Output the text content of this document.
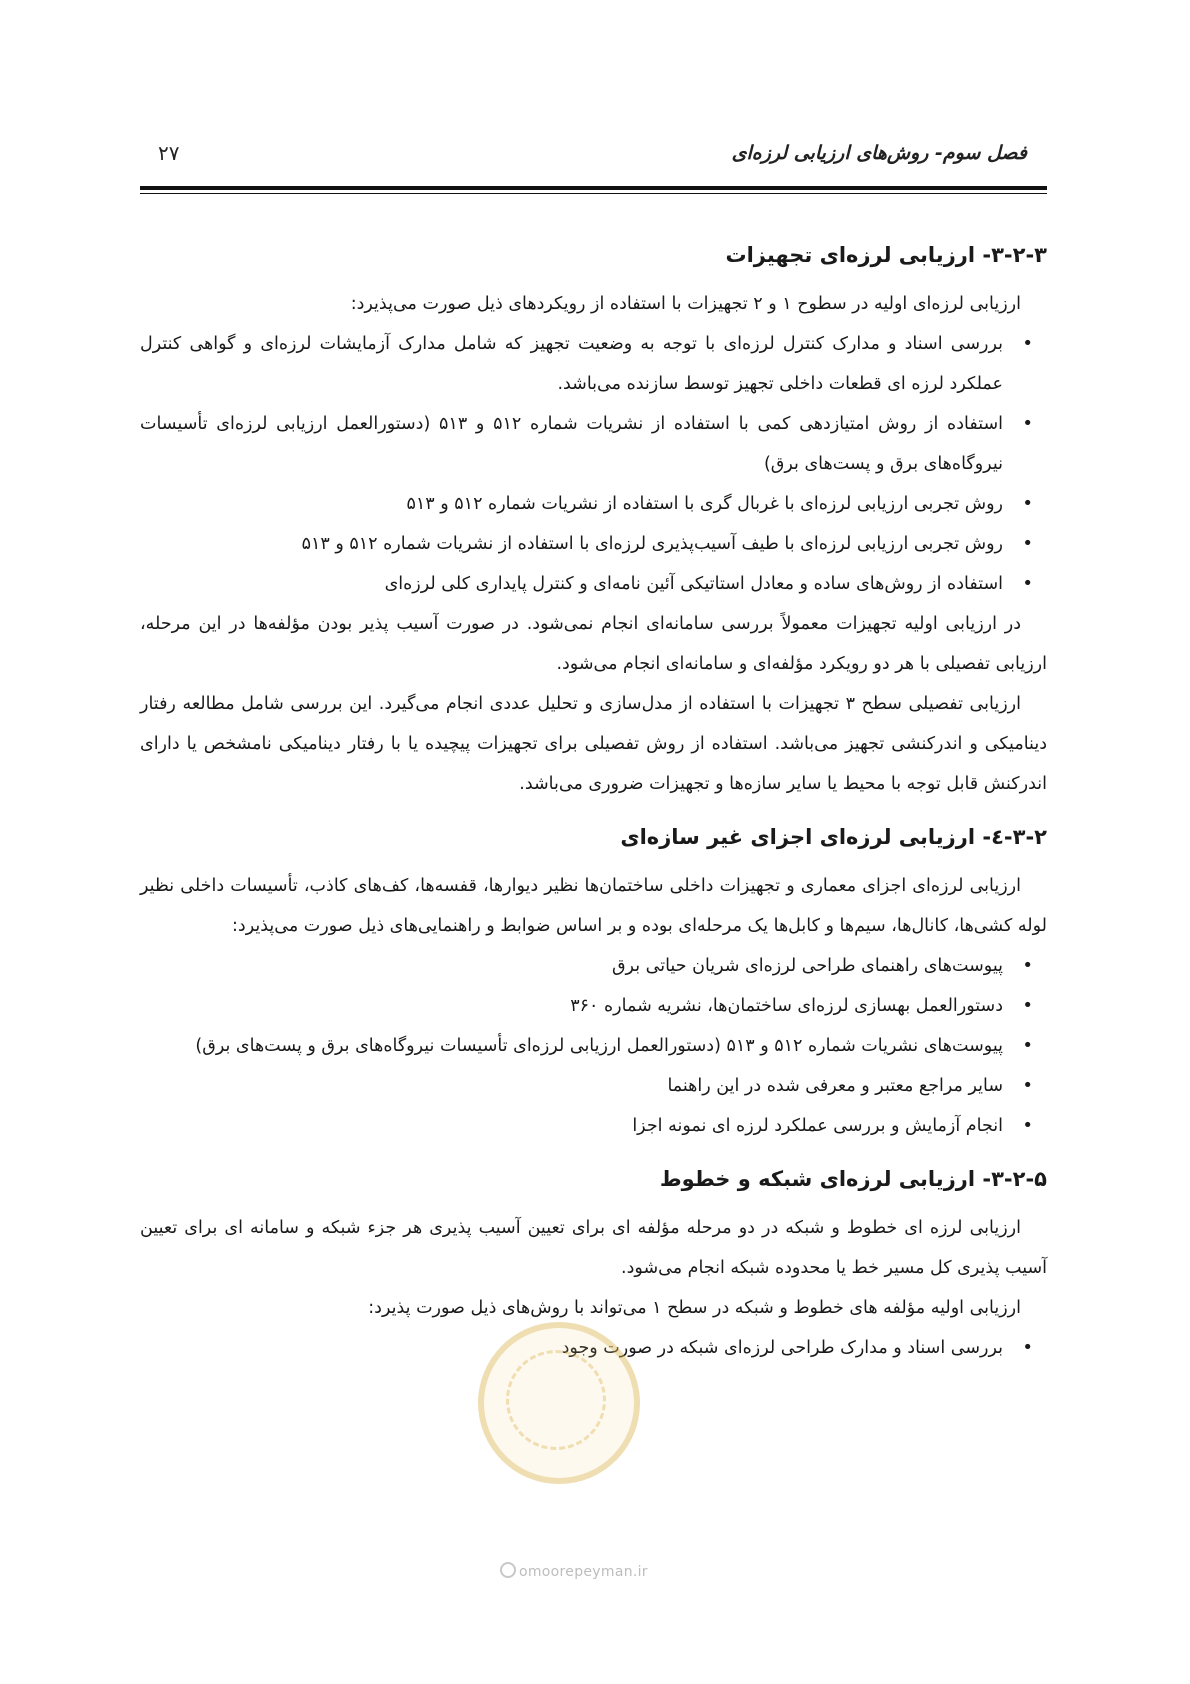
فصل سوم- روش‌های ارزیابی لرزه‌ای
۲۷
۳-۲-۳- ارزیابی لرزه‌ای تجهیزات

ارزیابی لرزه‌ای اولیه در سطوح ۱ و ۲ تجهیزات با استفاده از رویکردهای ذیل صورت می‌پذیرد:

• بررسی اسناد و مدارک کنترل لرزه‌ای با توجه به وضعیت تجهیز که شامل مدارک آزمایشات لرزه‌ای و گواهی کنترل عملکرد لرزه ای قطعات داخلی تجهیز توسط سازنده می‌باشد.
• استفاده از روش امتیازدهی کمی با استفاده از نشریات شماره ۵۱۲ و ۵۱۳ (دستورالعمل ارزیابی لرزه‌ای تأسیسات نیروگاه‌های برق و پست‌های برق)
• روش تجربی ارزیابی لرزه‌ای با غربال گری با استفاده از نشریات شماره ۵۱۲ و ۵۱۳
• روش تجربی ارزیابی لرزه‌ای با طیف آسیب‌پذیری لرزه‌ای با استفاده از نشریات شماره ۵۱۲ و ۵۱۳
• استفاده از روش‌های ساده و معادل استاتیکی آئین نامه‌ای و کنترل پایداری کلی لرزه‌ای

در ارزیابی اولیه تجهیزات معمولاً بررسی سامانه‌ای انجام نمی‌شود. در صورت آسیب پذیر بودن مؤلفه‌ها در این مرحله، ارزیابی تفصیلی با هر دو رویکرد مؤلفه‌ای و سامانه‌ای انجام می‌شود.

ارزیابی تفصیلی سطح ۳ تجهیزات با استفاده از مدل‌سازی و تحلیل عددی انجام می‌گیرد. این بررسی شامل مطالعه رفتار دینامیکی و اندرکنشی تجهیز می‌باشد. استفاده از روش تفصیلی برای تجهیزات پیچیده یا با رفتار دینامیکی نامشخص یا دارای اندرکنش قابل توجه با محیط یا سایر سازه‌ها و تجهیزات ضروری می‌باشد.

۳-۲-٤- ارزیابی لرزه‌ای اجزای غیر سازه‌ای

ارزیابی لرزه‌ای اجزای معماری و تجهیزات داخلی ساختمان‌ها نظیر دیوارها، قفسه‌ها، کف‌های کاذب، تأسیسات داخلی نظیر لوله کشی‌ها، کانال‌ها، سیم‌ها و کابل‌ها یک مرحله‌ای بوده و بر اساس ضوابط و راهنمایی‌های ذیل صورت می‌پذیرد:

• پیوست‌های راهنمای طراحی لرزه‌ای شریان حیاتی برق
• دستورالعمل بهسازی لرزه‌ای ساختمان‌ها، نشریه شماره ۳۶۰
• پیوست‌های نشریات شماره ۵۱۲ و ۵۱۳ (دستورالعمل ارزیابی لرزه‌ای تأسیسات نیروگاه‌های برق و پست‌های برق)
• سایر مراجع معتبر و معرفی شده در این راهنما
• انجام آزمایش و بررسی عملکرد لرزه ای نمونه اجزا
۳-۲-۵- ارزیابی لرزه‌ای شبکه و خطوط

ارزیابی لرزه ای خطوط و شبکه در دو مرحله مؤلفه ای برای تعیین آسیب پذیری هر جزء شبکه و سامانه ای برای تعیین آسیب پذیری کل مسیر خط یا محدوده شبکه انجام می‌شود.

ارزیابی اولیه مؤلفه های خطوط و شبکه در سطح ۱ می‌تواند با روش‌های ذیل صورت پذیرد:

• بررسی اسناد و مدارک طراحی لرزه‌ای شبکه در صورت وجود
omoorepeyman.ir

————————

• [Exercise goal] Give the number of lines where the string "ساختمان" occurs, without any further text.

• [Exercise solution] 2